Write out each line beneath this one exactly as it reads.

Collected data entries
——————————

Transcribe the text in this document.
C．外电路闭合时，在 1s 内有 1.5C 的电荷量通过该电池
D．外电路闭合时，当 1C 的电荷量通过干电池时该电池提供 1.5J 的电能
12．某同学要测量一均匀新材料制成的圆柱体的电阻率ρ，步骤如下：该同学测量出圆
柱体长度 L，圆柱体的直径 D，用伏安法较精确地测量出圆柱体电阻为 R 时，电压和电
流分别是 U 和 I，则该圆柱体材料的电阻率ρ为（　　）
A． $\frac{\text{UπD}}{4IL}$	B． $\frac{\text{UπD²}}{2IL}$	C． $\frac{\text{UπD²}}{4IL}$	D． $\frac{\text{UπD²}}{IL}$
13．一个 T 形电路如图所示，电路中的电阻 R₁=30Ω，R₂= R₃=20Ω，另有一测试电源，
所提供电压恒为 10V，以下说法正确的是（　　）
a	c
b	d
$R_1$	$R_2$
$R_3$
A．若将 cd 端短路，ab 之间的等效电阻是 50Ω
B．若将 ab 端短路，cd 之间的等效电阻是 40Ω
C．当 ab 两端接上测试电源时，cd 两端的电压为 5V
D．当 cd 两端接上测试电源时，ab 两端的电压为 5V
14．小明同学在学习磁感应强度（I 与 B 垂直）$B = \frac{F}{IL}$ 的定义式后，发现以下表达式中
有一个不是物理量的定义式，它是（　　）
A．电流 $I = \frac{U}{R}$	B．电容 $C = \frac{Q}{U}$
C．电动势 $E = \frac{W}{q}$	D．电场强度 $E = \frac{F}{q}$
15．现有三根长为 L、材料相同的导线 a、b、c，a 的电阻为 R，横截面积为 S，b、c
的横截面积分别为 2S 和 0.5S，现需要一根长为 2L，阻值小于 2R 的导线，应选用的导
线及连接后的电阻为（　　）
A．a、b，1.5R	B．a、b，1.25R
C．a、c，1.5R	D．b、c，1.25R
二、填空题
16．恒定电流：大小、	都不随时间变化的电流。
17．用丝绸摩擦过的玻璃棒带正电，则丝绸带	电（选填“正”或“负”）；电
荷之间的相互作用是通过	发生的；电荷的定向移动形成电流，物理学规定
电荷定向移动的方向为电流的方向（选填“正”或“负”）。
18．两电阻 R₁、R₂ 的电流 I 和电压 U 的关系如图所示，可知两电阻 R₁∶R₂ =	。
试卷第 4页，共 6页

——————————

Output for this exercise:
Transcribe the text in this document.
C．外电路闭合时，在 1s 内有 1.5C 的电荷量通过该电池
D．外电路闭合时，当 1C 的电荷量通过干电池时该电池提供 1.5J 的电能
12．某同学要测量一均匀新材料制成的圆柱体的电阻率ρ，步骤如下：该同学测量出圆
柱体长度 L，圆柱体的直径 D，用伏安法较精确地测量出圆柱体电阻为 R 时，电压和电
流分别是 U 和 I，则该圆柱体材料的电阻率ρ为（　　）
A． $\frac{\text{UπD}}{4IL}$	B． $\frac{\text{UπD²}}{2IL}$	C． $\frac{\text{UπD²}}{4IL}$	D． $\frac{\text{UπD²}}{IL}$
13．一个 T 形电路如图所示，电路中的电阻 R₁=30Ω，R₂= R₃=20Ω，另有一测试电源，
所提供电压恒为 10V，以下说法正确的是（　　）
a	c
b	d
$R_1$	$R_2$
$R_3$
A．若将 cd 端短路，ab 之间的等效电阻是 50Ω
B．若将 ab 端短路，cd 之间的等效电阻是 40Ω
C．当 ab 两端接上测试电源时，cd 两端的电压为 5V
D．当 cd 两端接上测试电源时，ab 两端的电压为 5V
14．小明同学在学习磁感应强度（I 与 B 垂直）$B = \frac{F}{IL}$ 的定义式后，发现以下表达式中
有一个不是物理量的定义式，它是（　　）
A．电流 $I = \frac{U}{R}$	B．电容 $C = \frac{Q}{U}$
C．电动势 $E = \frac{W}{q}$	D．电场强度 $E = \frac{F}{q}$
15．现有三根长为 L、材料相同的导线 a、b、c，a 的电阻为 R，横截面积为 S，b、c
的横截面积分别为 2S 和 0.5S，现需要一根长为 2L，阻值小于 2R 的导线，应选用的导
线及连接后的电阻为（　　）
A．a、b，1.5R	B．a、b，1.25R
C．a、c，1.5R	D．b、c，1.25R
二、填空题
16．恒定电流：大小、	都不随时间变化的电流。
17．用丝绸摩擦过的玻璃棒带正电，则丝绸带	电（选填“正”或“负”）；电
荷之间的相互作用是通过	发生的；电荷的定向移动形成电流，物理学规定
电荷定向移动的方向为电流的方向（选填“正”或“负”）。
18．两电阻 R₁、R₂ 的电流 I 和电压 U 的关系如图所示，可知两电阻 R₁∶R₂ =	。
试卷第 4页，共 6页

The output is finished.